>> Start MATERIAL PROVIDED

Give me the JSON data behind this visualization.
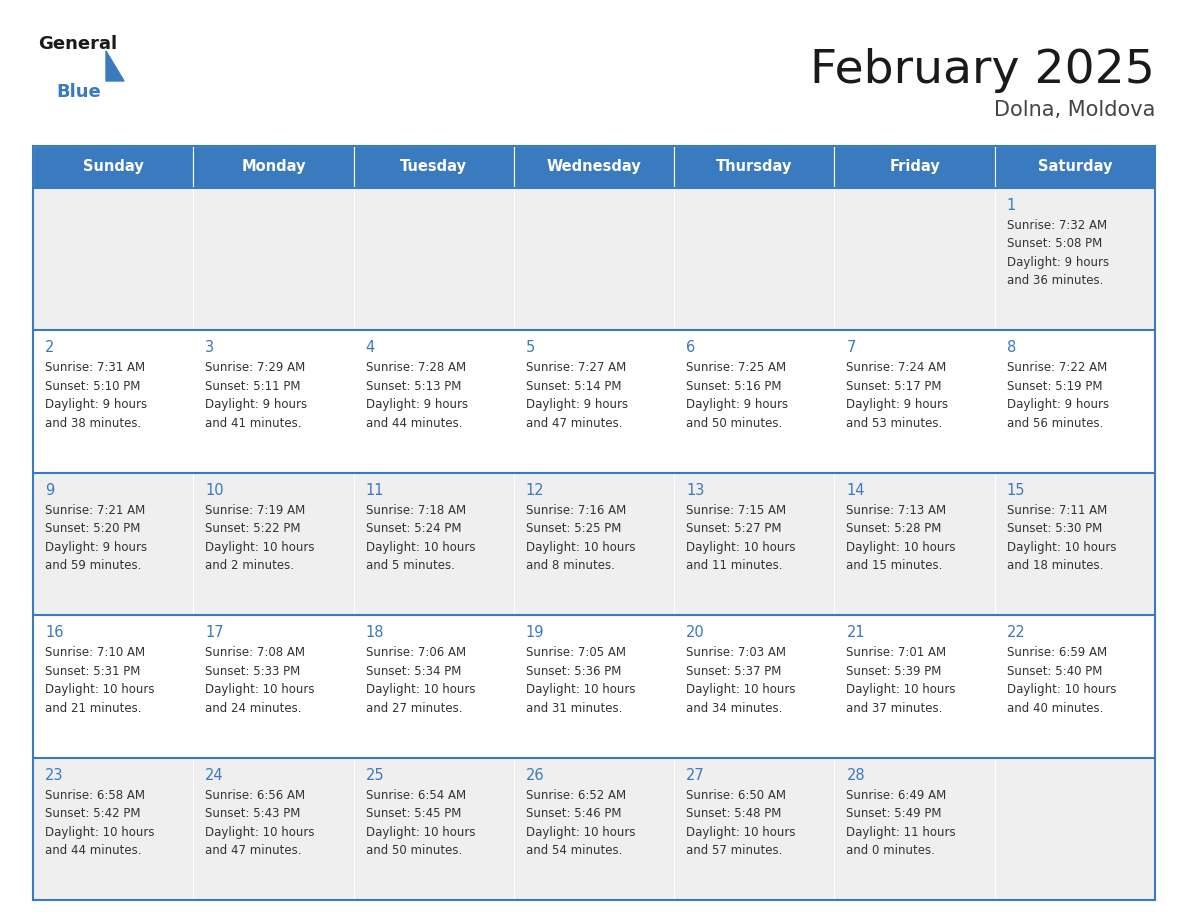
{
  "title": "February 2025",
  "subtitle": "Dolna, Moldova",
  "days_of_week": [
    "Sunday",
    "Monday",
    "Tuesday",
    "Wednesday",
    "Thursday",
    "Friday",
    "Saturday"
  ],
  "header_bg": "#3a7abf",
  "header_text_color": "#ffffff",
  "cell_bg_odd": "#efefef",
  "cell_bg_even": "#ffffff",
  "day_num_color": "#3a7abf",
  "text_color": "#333333",
  "border_color": "#3a7abf",
  "title_color": "#1a1a1a",
  "subtitle_color": "#444444",
  "logo_general_color": "#1a1a1a",
  "logo_blue_color": "#3a7abf",
  "calendar_data": [
    [
      null,
      null,
      null,
      null,
      null,
      null,
      {
        "day": 1,
        "sunrise": "7:32 AM",
        "sunset": "5:08 PM",
        "daylight": "9 hours",
        "daylight2": "and 36 minutes."
      }
    ],
    [
      {
        "day": 2,
        "sunrise": "7:31 AM",
        "sunset": "5:10 PM",
        "daylight": "9 hours",
        "daylight2": "and 38 minutes."
      },
      {
        "day": 3,
        "sunrise": "7:29 AM",
        "sunset": "5:11 PM",
        "daylight": "9 hours",
        "daylight2": "and 41 minutes."
      },
      {
        "day": 4,
        "sunrise": "7:28 AM",
        "sunset": "5:13 PM",
        "daylight": "9 hours",
        "daylight2": "and 44 minutes."
      },
      {
        "day": 5,
        "sunrise": "7:27 AM",
        "sunset": "5:14 PM",
        "daylight": "9 hours",
        "daylight2": "and 47 minutes."
      },
      {
        "day": 6,
        "sunrise": "7:25 AM",
        "sunset": "5:16 PM",
        "daylight": "9 hours",
        "daylight2": "and 50 minutes."
      },
      {
        "day": 7,
        "sunrise": "7:24 AM",
        "sunset": "5:17 PM",
        "daylight": "9 hours",
        "daylight2": "and 53 minutes."
      },
      {
        "day": 8,
        "sunrise": "7:22 AM",
        "sunset": "5:19 PM",
        "daylight": "9 hours",
        "daylight2": "and 56 minutes."
      }
    ],
    [
      {
        "day": 9,
        "sunrise": "7:21 AM",
        "sunset": "5:20 PM",
        "daylight": "9 hours",
        "daylight2": "and 59 minutes."
      },
      {
        "day": 10,
        "sunrise": "7:19 AM",
        "sunset": "5:22 PM",
        "daylight": "10 hours",
        "daylight2": "and 2 minutes."
      },
      {
        "day": 11,
        "sunrise": "7:18 AM",
        "sunset": "5:24 PM",
        "daylight": "10 hours",
        "daylight2": "and 5 minutes."
      },
      {
        "day": 12,
        "sunrise": "7:16 AM",
        "sunset": "5:25 PM",
        "daylight": "10 hours",
        "daylight2": "and 8 minutes."
      },
      {
        "day": 13,
        "sunrise": "7:15 AM",
        "sunset": "5:27 PM",
        "daylight": "10 hours",
        "daylight2": "and 11 minutes."
      },
      {
        "day": 14,
        "sunrise": "7:13 AM",
        "sunset": "5:28 PM",
        "daylight": "10 hours",
        "daylight2": "and 15 minutes."
      },
      {
        "day": 15,
        "sunrise": "7:11 AM",
        "sunset": "5:30 PM",
        "daylight": "10 hours",
        "daylight2": "and 18 minutes."
      }
    ],
    [
      {
        "day": 16,
        "sunrise": "7:10 AM",
        "sunset": "5:31 PM",
        "daylight": "10 hours",
        "daylight2": "and 21 minutes."
      },
      {
        "day": 17,
        "sunrise": "7:08 AM",
        "sunset": "5:33 PM",
        "daylight": "10 hours",
        "daylight2": "and 24 minutes."
      },
      {
        "day": 18,
        "sunrise": "7:06 AM",
        "sunset": "5:34 PM",
        "daylight": "10 hours",
        "daylight2": "and 27 minutes."
      },
      {
        "day": 19,
        "sunrise": "7:05 AM",
        "sunset": "5:36 PM",
        "daylight": "10 hours",
        "daylight2": "and 31 minutes."
      },
      {
        "day": 20,
        "sunrise": "7:03 AM",
        "sunset": "5:37 PM",
        "daylight": "10 hours",
        "daylight2": "and 34 minutes."
      },
      {
        "day": 21,
        "sunrise": "7:01 AM",
        "sunset": "5:39 PM",
        "daylight": "10 hours",
        "daylight2": "and 37 minutes."
      },
      {
        "day": 22,
        "sunrise": "6:59 AM",
        "sunset": "5:40 PM",
        "daylight": "10 hours",
        "daylight2": "and 40 minutes."
      }
    ],
    [
      {
        "day": 23,
        "sunrise": "6:58 AM",
        "sunset": "5:42 PM",
        "daylight": "10 hours",
        "daylight2": "and 44 minutes."
      },
      {
        "day": 24,
        "sunrise": "6:56 AM",
        "sunset": "5:43 PM",
        "daylight": "10 hours",
        "daylight2": "and 47 minutes."
      },
      {
        "day": 25,
        "sunrise": "6:54 AM",
        "sunset": "5:45 PM",
        "daylight": "10 hours",
        "daylight2": "and 50 minutes."
      },
      {
        "day": 26,
        "sunrise": "6:52 AM",
        "sunset": "5:46 PM",
        "daylight": "10 hours",
        "daylight2": "and 54 minutes."
      },
      {
        "day": 27,
        "sunrise": "6:50 AM",
        "sunset": "5:48 PM",
        "daylight": "10 hours",
        "daylight2": "and 57 minutes."
      },
      {
        "day": 28,
        "sunrise": "6:49 AM",
        "sunset": "5:49 PM",
        "daylight": "11 hours",
        "daylight2": "and 0 minutes."
      },
      null
    ]
  ]
}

>> End MATERIAL PROVIDED

TASK DESCRIPTION - Repeat the records in full, exactly as they appear, without the pictures.

EXERCISE OUTPUT -
Give me the JSON data behind this visualization.
{
  "title": "February 2025",
  "subtitle": "Dolna, Moldova",
  "days_of_week": [
    "Sunday",
    "Monday",
    "Tuesday",
    "Wednesday",
    "Thursday",
    "Friday",
    "Saturday"
  ],
  "header_bg": "#3a7abf",
  "header_text_color": "#ffffff",
  "cell_bg_odd": "#efefef",
  "cell_bg_even": "#ffffff",
  "day_num_color": "#3a7abf",
  "text_color": "#333333",
  "border_color": "#3a7abf",
  "title_color": "#1a1a1a",
  "subtitle_color": "#444444",
  "logo_general_color": "#1a1a1a",
  "logo_blue_color": "#3a7abf",
  "calendar_data": [
    [
      null,
      null,
      null,
      null,
      null,
      null,
      {
        "day": 1,
        "sunrise": "7:32 AM",
        "sunset": "5:08 PM",
        "daylight": "9 hours",
        "daylight2": "and 36 minutes."
      }
    ],
    [
      {
        "day": 2,
        "sunrise": "7:31 AM",
        "sunset": "5:10 PM",
        "daylight": "9 hours",
        "daylight2": "and 38 minutes."
      },
      {
        "day": 3,
        "sunrise": "7:29 AM",
        "sunset": "5:11 PM",
        "daylight": "9 hours",
        "daylight2": "and 41 minutes."
      },
      {
        "day": 4,
        "sunrise": "7:28 AM",
        "sunset": "5:13 PM",
        "daylight": "9 hours",
        "daylight2": "and 44 minutes."
      },
      {
        "day": 5,
        "sunrise": "7:27 AM",
        "sunset": "5:14 PM",
        "daylight": "9 hours",
        "daylight2": "and 47 minutes."
      },
      {
        "day": 6,
        "sunrise": "7:25 AM",
        "sunset": "5:16 PM",
        "daylight": "9 hours",
        "daylight2": "and 50 minutes."
      },
      {
        "day": 7,
        "sunrise": "7:24 AM",
        "sunset": "5:17 PM",
        "daylight": "9 hours",
        "daylight2": "and 53 minutes."
      },
      {
        "day": 8,
        "sunrise": "7:22 AM",
        "sunset": "5:19 PM",
        "daylight": "9 hours",
        "daylight2": "and 56 minutes."
      }
    ],
    [
      {
        "day": 9,
        "sunrise": "7:21 AM",
        "sunset": "5:20 PM",
        "daylight": "9 hours",
        "daylight2": "and 59 minutes."
      },
      {
        "day": 10,
        "sunrise": "7:19 AM",
        "sunset": "5:22 PM",
        "daylight": "10 hours",
        "daylight2": "and 2 minutes."
      },
      {
        "day": 11,
        "sunrise": "7:18 AM",
        "sunset": "5:24 PM",
        "daylight": "10 hours",
        "daylight2": "and 5 minutes."
      },
      {
        "day": 12,
        "sunrise": "7:16 AM",
        "sunset": "5:25 PM",
        "daylight": "10 hours",
        "daylight2": "and 8 minutes."
      },
      {
        "day": 13,
        "sunrise": "7:15 AM",
        "sunset": "5:27 PM",
        "daylight": "10 hours",
        "daylight2": "and 11 minutes."
      },
      {
        "day": 14,
        "sunrise": "7:13 AM",
        "sunset": "5:28 PM",
        "daylight": "10 hours",
        "daylight2": "and 15 minutes."
      },
      {
        "day": 15,
        "sunrise": "7:11 AM",
        "sunset": "5:30 PM",
        "daylight": "10 hours",
        "daylight2": "and 18 minutes."
      }
    ],
    [
      {
        "day": 16,
        "sunrise": "7:10 AM",
        "sunset": "5:31 PM",
        "daylight": "10 hours",
        "daylight2": "and 21 minutes."
      },
      {
        "day": 17,
        "sunrise": "7:08 AM",
        "sunset": "5:33 PM",
        "daylight": "10 hours",
        "daylight2": "and 24 minutes."
      },
      {
        "day": 18,
        "sunrise": "7:06 AM",
        "sunset": "5:34 PM",
        "daylight": "10 hours",
        "daylight2": "and 27 minutes."
      },
      {
        "day": 19,
        "sunrise": "7:05 AM",
        "sunset": "5:36 PM",
        "daylight": "10 hours",
        "daylight2": "and 31 minutes."
      },
      {
        "day": 20,
        "sunrise": "7:03 AM",
        "sunset": "5:37 PM",
        "daylight": "10 hours",
        "daylight2": "and 34 minutes."
      },
      {
        "day": 21,
        "sunrise": "7:01 AM",
        "sunset": "5:39 PM",
        "daylight": "10 hours",
        "daylight2": "and 37 minutes."
      },
      {
        "day": 22,
        "sunrise": "6:59 AM",
        "sunset": "5:40 PM",
        "daylight": "10 hours",
        "daylight2": "and 40 minutes."
      }
    ],
    [
      {
        "day": 23,
        "sunrise": "6:58 AM",
        "sunset": "5:42 PM",
        "daylight": "10 hours",
        "daylight2": "and 44 minutes."
      },
      {
        "day": 24,
        "sunrise": "6:56 AM",
        "sunset": "5:43 PM",
        "daylight": "10 hours",
        "daylight2": "and 47 minutes."
      },
      {
        "day": 25,
        "sunrise": "6:54 AM",
        "sunset": "5:45 PM",
        "daylight": "10 hours",
        "daylight2": "and 50 minutes."
      },
      {
        "day": 26,
        "sunrise": "6:52 AM",
        "sunset": "5:46 PM",
        "daylight": "10 hours",
        "daylight2": "and 54 minutes."
      },
      {
        "day": 27,
        "sunrise": "6:50 AM",
        "sunset": "5:48 PM",
        "daylight": "10 hours",
        "daylight2": "and 57 minutes."
      },
      {
        "day": 28,
        "sunrise": "6:49 AM",
        "sunset": "5:49 PM",
        "daylight": "11 hours",
        "daylight2": "and 0 minutes."
      },
      null
    ]
  ]
}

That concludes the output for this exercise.